> AIM:
Pick out each line containing the string "anything" and copy it.
****
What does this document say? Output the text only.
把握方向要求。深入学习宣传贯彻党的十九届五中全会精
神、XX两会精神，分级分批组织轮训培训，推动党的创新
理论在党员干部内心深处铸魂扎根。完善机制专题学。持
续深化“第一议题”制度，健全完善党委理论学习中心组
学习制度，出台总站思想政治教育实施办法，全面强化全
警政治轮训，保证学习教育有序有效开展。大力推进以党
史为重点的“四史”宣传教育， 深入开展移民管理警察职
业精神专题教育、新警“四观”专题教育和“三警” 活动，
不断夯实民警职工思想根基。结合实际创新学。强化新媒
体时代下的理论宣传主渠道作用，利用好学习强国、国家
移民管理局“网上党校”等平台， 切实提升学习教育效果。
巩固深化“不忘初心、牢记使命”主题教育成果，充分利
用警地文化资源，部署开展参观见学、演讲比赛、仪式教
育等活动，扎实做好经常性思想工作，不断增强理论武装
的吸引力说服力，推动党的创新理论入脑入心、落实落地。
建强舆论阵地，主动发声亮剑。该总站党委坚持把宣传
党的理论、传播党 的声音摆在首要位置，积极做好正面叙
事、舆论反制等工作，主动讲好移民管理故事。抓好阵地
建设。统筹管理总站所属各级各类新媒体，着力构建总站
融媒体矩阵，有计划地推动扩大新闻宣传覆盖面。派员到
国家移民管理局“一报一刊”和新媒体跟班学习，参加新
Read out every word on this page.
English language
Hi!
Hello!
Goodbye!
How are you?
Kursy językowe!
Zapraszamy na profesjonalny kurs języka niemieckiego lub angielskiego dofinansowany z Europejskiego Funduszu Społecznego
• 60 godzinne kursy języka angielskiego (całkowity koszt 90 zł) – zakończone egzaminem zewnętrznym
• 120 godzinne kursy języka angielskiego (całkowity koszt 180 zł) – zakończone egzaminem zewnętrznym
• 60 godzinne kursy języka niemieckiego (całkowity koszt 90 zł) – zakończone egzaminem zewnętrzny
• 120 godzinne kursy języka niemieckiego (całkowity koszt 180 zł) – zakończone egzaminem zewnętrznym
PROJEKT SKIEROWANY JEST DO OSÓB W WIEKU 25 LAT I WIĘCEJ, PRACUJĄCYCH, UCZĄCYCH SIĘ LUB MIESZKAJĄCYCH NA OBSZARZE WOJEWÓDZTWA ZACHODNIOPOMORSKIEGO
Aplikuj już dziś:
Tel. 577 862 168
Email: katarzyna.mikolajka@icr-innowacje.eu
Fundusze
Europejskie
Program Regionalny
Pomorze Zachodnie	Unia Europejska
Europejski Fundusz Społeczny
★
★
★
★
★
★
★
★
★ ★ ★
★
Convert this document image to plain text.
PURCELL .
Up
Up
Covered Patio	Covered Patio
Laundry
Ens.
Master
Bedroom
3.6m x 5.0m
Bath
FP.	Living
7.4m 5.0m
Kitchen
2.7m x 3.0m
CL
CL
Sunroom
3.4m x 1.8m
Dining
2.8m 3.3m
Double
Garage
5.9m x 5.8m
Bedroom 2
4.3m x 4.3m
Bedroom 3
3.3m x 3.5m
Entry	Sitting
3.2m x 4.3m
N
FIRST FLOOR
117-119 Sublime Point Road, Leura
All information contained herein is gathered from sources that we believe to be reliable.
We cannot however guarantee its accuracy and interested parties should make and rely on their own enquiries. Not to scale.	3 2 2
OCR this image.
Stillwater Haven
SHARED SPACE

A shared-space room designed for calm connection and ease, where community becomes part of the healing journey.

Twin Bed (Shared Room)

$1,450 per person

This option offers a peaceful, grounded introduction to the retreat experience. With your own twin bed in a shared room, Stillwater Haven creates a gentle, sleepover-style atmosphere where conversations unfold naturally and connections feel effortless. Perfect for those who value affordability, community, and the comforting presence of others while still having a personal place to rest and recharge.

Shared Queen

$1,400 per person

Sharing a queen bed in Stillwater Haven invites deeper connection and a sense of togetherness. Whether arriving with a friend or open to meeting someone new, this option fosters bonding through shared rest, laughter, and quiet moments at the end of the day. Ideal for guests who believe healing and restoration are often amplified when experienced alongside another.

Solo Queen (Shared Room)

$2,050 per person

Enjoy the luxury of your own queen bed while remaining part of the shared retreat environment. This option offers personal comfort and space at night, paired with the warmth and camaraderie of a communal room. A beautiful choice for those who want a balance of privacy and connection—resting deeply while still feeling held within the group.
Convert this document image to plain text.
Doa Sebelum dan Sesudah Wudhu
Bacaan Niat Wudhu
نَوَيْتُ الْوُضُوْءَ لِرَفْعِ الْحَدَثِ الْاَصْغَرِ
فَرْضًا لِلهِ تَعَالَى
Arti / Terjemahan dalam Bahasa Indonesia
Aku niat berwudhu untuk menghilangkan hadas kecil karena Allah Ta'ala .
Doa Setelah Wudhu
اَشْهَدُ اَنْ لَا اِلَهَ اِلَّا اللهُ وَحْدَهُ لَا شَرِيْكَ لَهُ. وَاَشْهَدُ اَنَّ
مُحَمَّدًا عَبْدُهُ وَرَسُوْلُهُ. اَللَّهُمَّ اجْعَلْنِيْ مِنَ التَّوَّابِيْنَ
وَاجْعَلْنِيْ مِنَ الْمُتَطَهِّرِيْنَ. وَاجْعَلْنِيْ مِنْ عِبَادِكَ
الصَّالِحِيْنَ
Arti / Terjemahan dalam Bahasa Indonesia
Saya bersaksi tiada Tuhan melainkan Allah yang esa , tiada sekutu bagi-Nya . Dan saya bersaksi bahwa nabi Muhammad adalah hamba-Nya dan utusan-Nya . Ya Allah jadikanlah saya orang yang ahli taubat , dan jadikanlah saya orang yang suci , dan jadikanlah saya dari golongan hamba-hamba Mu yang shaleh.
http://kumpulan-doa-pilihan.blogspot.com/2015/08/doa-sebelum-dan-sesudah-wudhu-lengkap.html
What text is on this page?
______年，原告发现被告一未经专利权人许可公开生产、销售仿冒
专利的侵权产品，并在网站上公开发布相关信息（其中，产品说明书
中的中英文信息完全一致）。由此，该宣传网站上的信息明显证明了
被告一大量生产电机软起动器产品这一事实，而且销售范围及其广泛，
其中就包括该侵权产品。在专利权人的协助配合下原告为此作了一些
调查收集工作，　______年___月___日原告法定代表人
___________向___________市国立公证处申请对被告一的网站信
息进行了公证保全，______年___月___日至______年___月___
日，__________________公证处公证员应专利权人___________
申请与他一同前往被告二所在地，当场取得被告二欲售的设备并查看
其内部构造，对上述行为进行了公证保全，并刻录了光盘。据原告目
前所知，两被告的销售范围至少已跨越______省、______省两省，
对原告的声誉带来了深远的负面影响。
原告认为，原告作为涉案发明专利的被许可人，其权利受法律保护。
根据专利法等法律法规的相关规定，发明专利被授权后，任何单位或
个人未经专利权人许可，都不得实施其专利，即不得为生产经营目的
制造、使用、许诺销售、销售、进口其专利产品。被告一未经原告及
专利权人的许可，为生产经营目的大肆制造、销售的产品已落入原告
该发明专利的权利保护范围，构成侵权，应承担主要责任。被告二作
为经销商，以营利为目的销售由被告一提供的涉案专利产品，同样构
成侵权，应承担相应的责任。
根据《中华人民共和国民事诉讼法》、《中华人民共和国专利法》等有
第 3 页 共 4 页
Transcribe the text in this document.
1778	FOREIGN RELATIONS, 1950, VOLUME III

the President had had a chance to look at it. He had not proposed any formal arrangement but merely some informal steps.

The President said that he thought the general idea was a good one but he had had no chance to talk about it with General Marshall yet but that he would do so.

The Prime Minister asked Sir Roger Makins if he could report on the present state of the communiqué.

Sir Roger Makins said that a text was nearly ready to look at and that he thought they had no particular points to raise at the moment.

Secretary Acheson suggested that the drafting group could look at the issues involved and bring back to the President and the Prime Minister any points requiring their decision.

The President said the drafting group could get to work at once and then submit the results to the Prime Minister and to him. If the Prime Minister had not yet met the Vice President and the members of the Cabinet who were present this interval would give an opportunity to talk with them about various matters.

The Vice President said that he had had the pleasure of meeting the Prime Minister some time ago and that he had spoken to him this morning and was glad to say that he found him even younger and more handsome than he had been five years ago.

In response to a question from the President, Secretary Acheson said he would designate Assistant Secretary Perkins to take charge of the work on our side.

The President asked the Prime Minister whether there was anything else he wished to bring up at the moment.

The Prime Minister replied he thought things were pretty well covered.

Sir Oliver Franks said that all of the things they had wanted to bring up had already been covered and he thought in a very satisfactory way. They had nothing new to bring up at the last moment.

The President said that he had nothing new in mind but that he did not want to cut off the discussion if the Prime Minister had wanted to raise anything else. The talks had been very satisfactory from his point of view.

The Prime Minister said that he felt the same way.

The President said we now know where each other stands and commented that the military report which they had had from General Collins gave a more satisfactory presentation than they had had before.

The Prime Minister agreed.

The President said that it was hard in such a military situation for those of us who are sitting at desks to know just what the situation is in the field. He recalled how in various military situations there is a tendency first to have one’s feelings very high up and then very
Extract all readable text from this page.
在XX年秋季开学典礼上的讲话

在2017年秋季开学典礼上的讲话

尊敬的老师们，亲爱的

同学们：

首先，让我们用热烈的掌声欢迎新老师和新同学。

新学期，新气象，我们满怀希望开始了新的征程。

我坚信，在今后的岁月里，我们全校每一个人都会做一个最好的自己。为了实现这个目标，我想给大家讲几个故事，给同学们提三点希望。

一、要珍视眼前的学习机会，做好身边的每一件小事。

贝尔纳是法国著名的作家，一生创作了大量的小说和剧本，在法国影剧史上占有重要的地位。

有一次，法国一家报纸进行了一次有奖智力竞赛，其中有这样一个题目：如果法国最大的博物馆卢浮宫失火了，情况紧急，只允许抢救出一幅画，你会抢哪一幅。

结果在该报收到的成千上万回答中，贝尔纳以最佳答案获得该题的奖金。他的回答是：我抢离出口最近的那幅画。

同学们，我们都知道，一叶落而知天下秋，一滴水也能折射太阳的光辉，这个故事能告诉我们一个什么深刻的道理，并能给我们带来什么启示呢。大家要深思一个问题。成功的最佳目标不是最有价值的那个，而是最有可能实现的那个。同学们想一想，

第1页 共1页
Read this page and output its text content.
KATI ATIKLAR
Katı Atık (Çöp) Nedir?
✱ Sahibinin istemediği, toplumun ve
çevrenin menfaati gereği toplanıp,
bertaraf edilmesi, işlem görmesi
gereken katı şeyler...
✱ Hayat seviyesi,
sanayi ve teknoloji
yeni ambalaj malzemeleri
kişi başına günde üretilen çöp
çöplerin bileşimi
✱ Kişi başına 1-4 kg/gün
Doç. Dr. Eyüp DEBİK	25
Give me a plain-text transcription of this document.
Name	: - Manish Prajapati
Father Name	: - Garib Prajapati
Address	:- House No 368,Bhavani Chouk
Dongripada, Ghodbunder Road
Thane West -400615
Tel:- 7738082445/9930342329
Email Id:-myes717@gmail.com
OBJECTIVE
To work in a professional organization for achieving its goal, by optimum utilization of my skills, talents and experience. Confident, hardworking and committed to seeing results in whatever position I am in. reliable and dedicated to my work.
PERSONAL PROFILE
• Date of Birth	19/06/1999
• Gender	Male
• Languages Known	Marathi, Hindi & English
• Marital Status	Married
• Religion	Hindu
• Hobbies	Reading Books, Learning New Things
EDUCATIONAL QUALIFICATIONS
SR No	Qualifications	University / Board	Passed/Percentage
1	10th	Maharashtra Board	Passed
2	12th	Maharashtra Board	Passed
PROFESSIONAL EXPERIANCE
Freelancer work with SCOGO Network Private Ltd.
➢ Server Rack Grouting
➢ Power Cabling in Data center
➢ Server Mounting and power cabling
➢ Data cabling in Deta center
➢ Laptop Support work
****
> THE SOLUTION:
The President asked the Prime Minister whether there was anything else he wished to bring up at the moment.
The President said that he had nothing new in mind but that he did not want to cut off the discussion if the Prime Minister had wanted to raise anything else. The talks had been very satisfactory from his point of view.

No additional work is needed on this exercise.